──────── Material supplied ────────
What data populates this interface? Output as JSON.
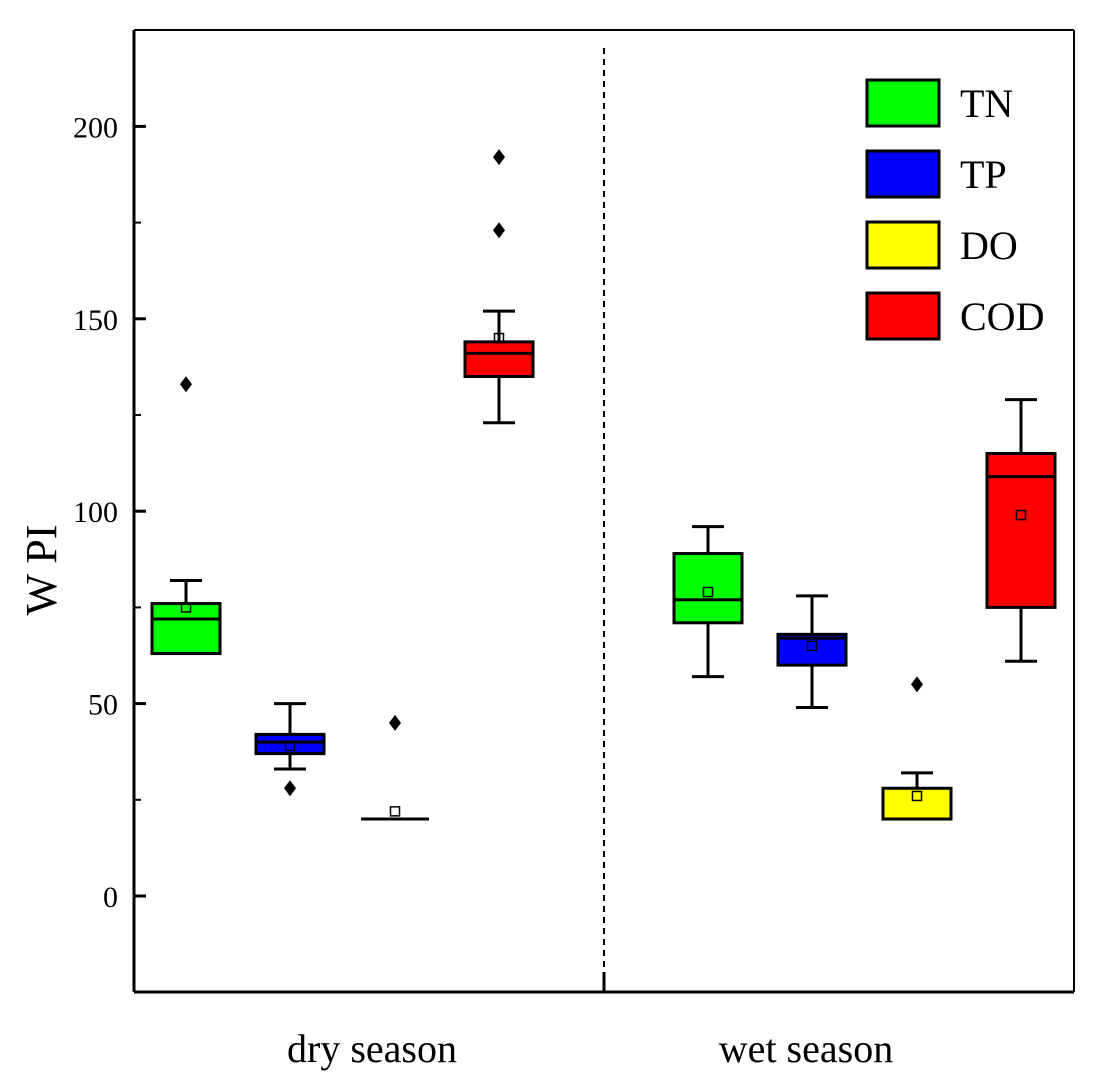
{
  "chart_data": {
    "type": "box",
    "ylabel": "W PI",
    "ylim": [
      -25,
      225
    ],
    "yticks": [
      0,
      50,
      100,
      150,
      200
    ],
    "y_minor_ticks": [
      25,
      75,
      125,
      175
    ],
    "groups": [
      "dry season",
      "wet season"
    ],
    "divider": "dashed vertical line between seasons",
    "legend": {
      "placement": "top-right",
      "entries": [
        {
          "label": "TN",
          "color": "#00ff00"
        },
        {
          "label": "TP",
          "color": "#0000ff"
        },
        {
          "label": "DO",
          "color": "#ffff00"
        },
        {
          "label": "COD",
          "color": "#ff0000"
        }
      ]
    },
    "boxes": [
      {
        "group": "dry season",
        "series": "TN",
        "color": "#00ff00",
        "whisker_low": 63,
        "q1": 63,
        "median": 72,
        "q3": 76,
        "whisker_high": 82,
        "mean": 75,
        "outliers": [
          133
        ]
      },
      {
        "group": "dry season",
        "series": "TP",
        "color": "#0000ff",
        "whisker_low": 33,
        "q1": 37,
        "median": 40,
        "q3": 42,
        "whisker_high": 50,
        "mean": 39,
        "outliers": [
          28
        ]
      },
      {
        "group": "dry season",
        "series": "DO",
        "color": "#ffff00",
        "whisker_low": 20,
        "q1": 20,
        "median": 20,
        "q3": 20,
        "whisker_high": 20,
        "mean": 22,
        "outliers": [
          45
        ]
      },
      {
        "group": "dry season",
        "series": "COD",
        "color": "#ff0000",
        "whisker_low": 123,
        "q1": 135,
        "median": 141,
        "q3": 144,
        "whisker_high": 152,
        "mean": 145,
        "outliers": [
          173,
          192
        ]
      },
      {
        "group": "wet season",
        "series": "TN",
        "color": "#00ff00",
        "whisker_low": 57,
        "q1": 71,
        "median": 77,
        "q3": 89,
        "whisker_high": 96,
        "mean": 79,
        "outliers": []
      },
      {
        "group": "wet season",
        "series": "TP",
        "color": "#0000ff",
        "whisker_low": 49,
        "q1": 60,
        "median": 67,
        "q3": 68,
        "whisker_high": 78,
        "mean": 65,
        "outliers": []
      },
      {
        "group": "wet season",
        "series": "DO",
        "color": "#ffff00",
        "whisker_low": 20,
        "q1": 20,
        "median": 20,
        "q3": 28,
        "whisker_high": 32,
        "mean": 26,
        "outliers": [
          55
        ]
      },
      {
        "group": "wet season",
        "series": "COD",
        "color": "#ff0000",
        "whisker_low": 61,
        "q1": 75,
        "median": 109,
        "q3": 115,
        "whisker_high": 129,
        "mean": 99,
        "outliers": []
      }
    ]
  }
}
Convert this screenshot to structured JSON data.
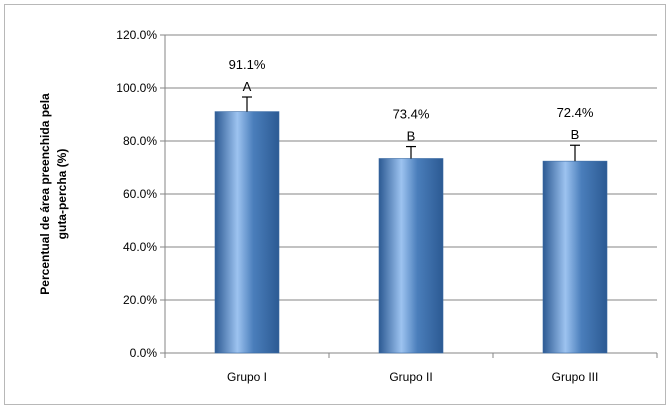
{
  "chart_data": {
    "type": "bar",
    "title": "",
    "xlabel": "",
    "ylabel_lines": [
      "Percentual de área preenchida pela",
      "guta-percha  (%)"
    ],
    "categories": [
      "Grupo I",
      "Grupo II",
      "Grupo III"
    ],
    "values": [
      91.1,
      73.4,
      72.4
    ],
    "error_plus": [
      5.5,
      4.5,
      6.0
    ],
    "value_labels": [
      "91.1%",
      "73.4%",
      "72.4%"
    ],
    "letters": [
      "A",
      "B",
      "B"
    ],
    "ylim": [
      0,
      120
    ],
    "yticks": [
      0,
      20,
      40,
      60,
      80,
      100,
      120
    ],
    "ytick_labels": [
      "0.0%",
      "20.0%",
      "40.0%",
      "60.0%",
      "80.0%",
      "100.0%",
      "120.0%"
    ],
    "grid": true,
    "legend": "none",
    "bar_color": "#4a7ebb",
    "bar_highlight": "#9dc3f0",
    "bar_shadow": "#2c5a93"
  }
}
────────
# What you should do:
Write out the material above again, word for word, minus its pictures.

# Worked solution:
What data populates this interface? Output as JSON.
{
  "chart_data": {
    "type": "box",
    "ylabel": "W PI",
    "ylim": [
      -25,
      225
    ],
    "yticks": [
      0,
      50,
      100,
      150,
      200
    ],
    "y_minor_ticks": [
      25,
      75,
      125,
      175
    ],
    "groups": [
      "dry season",
      "wet season"
    ],
    "divider": "dashed vertical line between seasons",
    "legend": {
      "placement": "top-right",
      "entries": [
        {
          "label": "TN",
          "color": "#00ff00"
        },
        {
          "label": "TP",
          "color": "#0000ff"
        },
        {
          "label": "DO",
          "color": "#ffff00"
        },
        {
          "label": "COD",
          "color": "#ff0000"
        }
      ]
    },
    "boxes": [
      {
        "group": "dry season",
        "series": "TN",
        "color": "#00ff00",
        "whisker_low": 63,
        "q1": 63,
        "median": 72,
        "q3": 76,
        "whisker_high": 82,
        "mean": 75,
        "outliers": [
          133
        ]
      },
      {
        "group": "dry season",
        "series": "TP",
        "color": "#0000ff",
        "whisker_low": 33,
        "q1": 37,
        "median": 40,
        "q3": 42,
        "whisker_high": 50,
        "mean": 39,
        "outliers": [
          28
        ]
      },
      {
        "group": "dry season",
        "series": "DO",
        "color": "#ffff00",
        "whisker_low": 20,
        "q1": 20,
        "median": 20,
        "q3": 20,
        "whisker_high": 20,
        "mean": 22,
        "outliers": [
          45
        ]
      },
      {
        "group": "dry season",
        "series": "COD",
        "color": "#ff0000",
        "whisker_low": 123,
        "q1": 135,
        "median": 141,
        "q3": 144,
        "whisker_high": 152,
        "mean": 145,
        "outliers": [
          173,
          192
        ]
      },
      {
        "group": "wet season",
        "series": "TN",
        "color": "#00ff00",
        "whisker_low": 57,
        "q1": 71,
        "median": 77,
        "q3": 89,
        "whisker_high": 96,
        "mean": 79,
        "outliers": []
      },
      {
        "group": "wet season",
        "series": "TP",
        "color": "#0000ff",
        "whisker_low": 49,
        "q1": 60,
        "median": 67,
        "q3": 68,
        "whisker_high": 78,
        "mean": 65,
        "outliers": []
      },
      {
        "group": "wet season",
        "series": "DO",
        "color": "#ffff00",
        "whisker_low": 20,
        "q1": 20,
        "median": 20,
        "q3": 28,
        "whisker_high": 32,
        "mean": 26,
        "outliers": [
          55
        ]
      },
      {
        "group": "wet season",
        "series": "COD",
        "color": "#ff0000",
        "whisker_low": 61,
        "q1": 75,
        "median": 109,
        "q3": 115,
        "whisker_high": 129,
        "mean": 99,
        "outliers": []
      }
    ]
  }
}
Convert this screenshot to structured JSON data.
{
  "chart_data": {
    "type": "bar",
    "title": "",
    "xlabel": "",
    "ylabel_lines": [
      "Percentual de área preenchida pela",
      "guta-percha  (%)"
    ],
    "categories": [
      "Grupo I",
      "Grupo II",
      "Grupo III"
    ],
    "values": [
      91.1,
      73.4,
      72.4
    ],
    "error_plus": [
      5.5,
      4.5,
      6.0
    ],
    "value_labels": [
      "91.1%",
      "73.4%",
      "72.4%"
    ],
    "letters": [
      "A",
      "B",
      "B"
    ],
    "ylim": [
      0,
      120
    ],
    "yticks": [
      0,
      20,
      40,
      60,
      80,
      100,
      120
    ],
    "ytick_labels": [
      "0.0%",
      "20.0%",
      "40.0%",
      "60.0%",
      "80.0%",
      "100.0%",
      "120.0%"
    ],
    "grid": true,
    "legend": "none",
    "bar_color": "#4a7ebb",
    "bar_highlight": "#9dc3f0",
    "bar_shadow": "#2c5a93"
  }
}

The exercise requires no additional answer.